**Problem description**
The entries below need to be written out exactly, with no pictures included.

┄┄┄┄┄┄┄┄┄┄

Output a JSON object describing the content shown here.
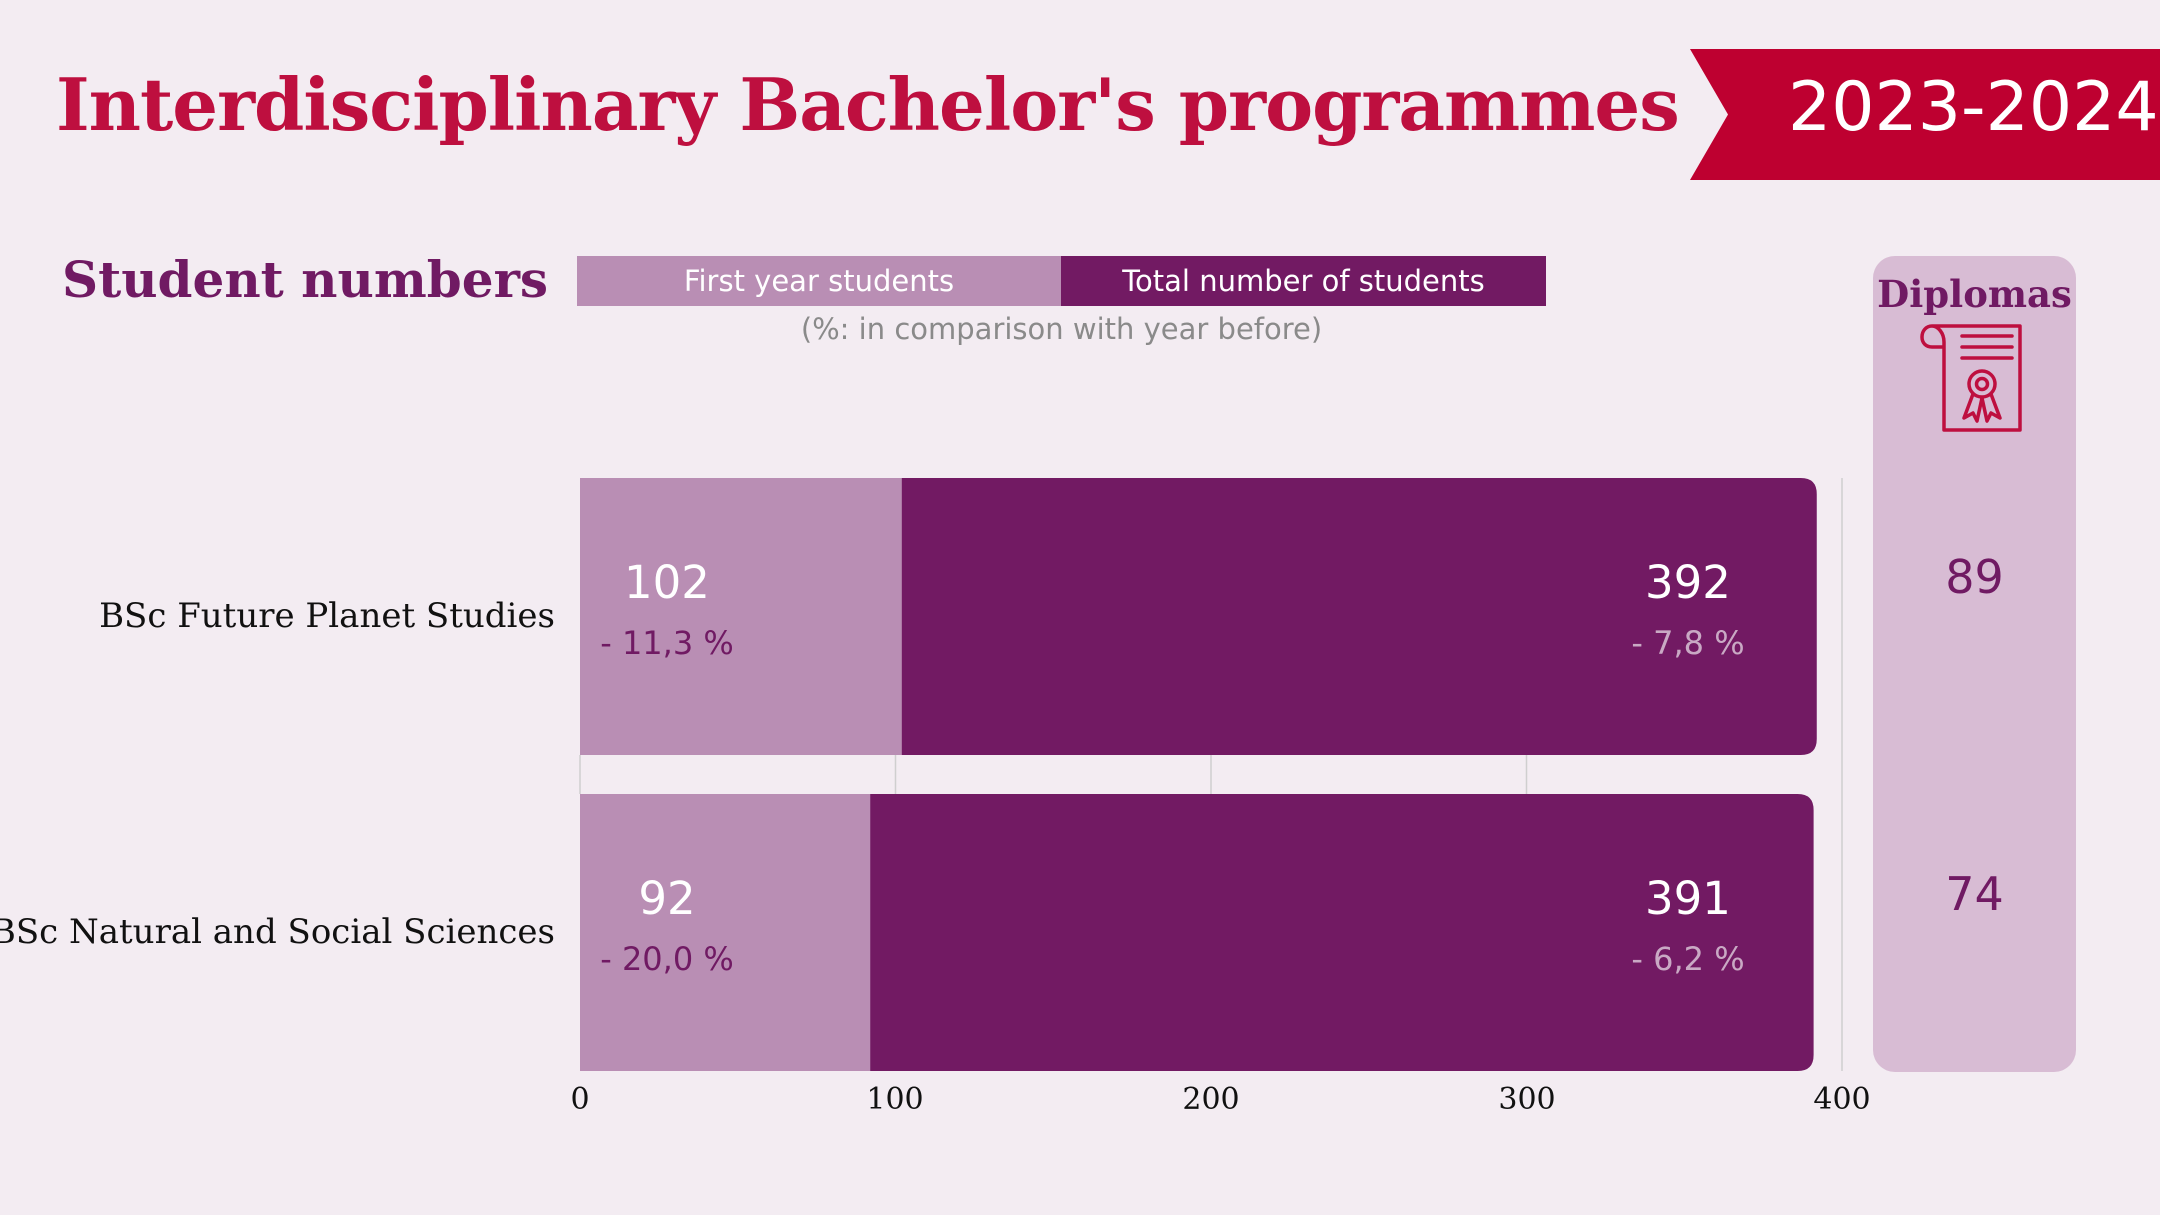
{
  "title": "Interdisciplinary Bachelor's programmes",
  "year": "2023-2024",
  "section_title": "Student numbers",
  "legend": {
    "first_year": "First year students",
    "total": "Total number of students",
    "note": "(%: in comparison with year before)"
  },
  "diplomas": {
    "title": "Diplomas",
    "icon": "diploma-certificate-icon",
    "values": [
      "89",
      "74"
    ]
  },
  "colors": {
    "title": "#be0f3f",
    "ribbon": "#be0030",
    "first_year": "#b98eb4",
    "total": "#721a63",
    "panel": "#d8bcd4",
    "background": "#f3ecf2"
  },
  "chart_data": {
    "type": "bar",
    "orientation": "horizontal",
    "categories": [
      "BSc Future Planet Studies",
      "BSc Natural and Social Sciences"
    ],
    "series": [
      {
        "name": "First year students",
        "values": [
          102,
          92
        ],
        "labels": [
          "102",
          "92"
        ],
        "change_labels": [
          "- 11,3 %",
          "- 20,0 %"
        ]
      },
      {
        "name": "Total number of students",
        "values": [
          392,
          391
        ],
        "labels": [
          "392",
          "391"
        ],
        "change_labels": [
          "- 7,8 %",
          "- 6,2 %"
        ]
      }
    ],
    "xlim": [
      0,
      400
    ],
    "xticks": [
      "0",
      "100",
      "200",
      "300",
      "400"
    ],
    "grid": true,
    "legend_position": "top"
  }
}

┄┄┄┄┄┄┄┄┄┄

**Expected answer**
Output a JSON object describing the content shown here.
{
  "title": "Interdisciplinary Bachelor's programmes",
  "year": "2023-2024",
  "section_title": "Student numbers",
  "legend": {
    "first_year": "First year students",
    "total": "Total number of students",
    "note": "(%: in comparison with year before)"
  },
  "diplomas": {
    "title": "Diplomas",
    "icon": "diploma-certificate-icon",
    "values": [
      "89",
      "74"
    ]
  },
  "colors": {
    "title": "#be0f3f",
    "ribbon": "#be0030",
    "first_year": "#b98eb4",
    "total": "#721a63",
    "panel": "#d8bcd4",
    "background": "#f3ecf2"
  },
  "chart_data": {
    "type": "bar",
    "orientation": "horizontal",
    "categories": [
      "BSc Future Planet Studies",
      "BSc Natural and Social Sciences"
    ],
    "series": [
      {
        "name": "First year students",
        "values": [
          102,
          92
        ],
        "labels": [
          "102",
          "92"
        ],
        "change_labels": [
          "- 11,3 %",
          "- 20,0 %"
        ]
      },
      {
        "name": "Total number of students",
        "values": [
          392,
          391
        ],
        "labels": [
          "392",
          "391"
        ],
        "change_labels": [
          "- 7,8 %",
          "- 6,2 %"
        ]
      }
    ],
    "xlim": [
      0,
      400
    ],
    "xticks": [
      "0",
      "100",
      "200",
      "300",
      "400"
    ],
    "grid": true,
    "legend_position": "top"
  }
}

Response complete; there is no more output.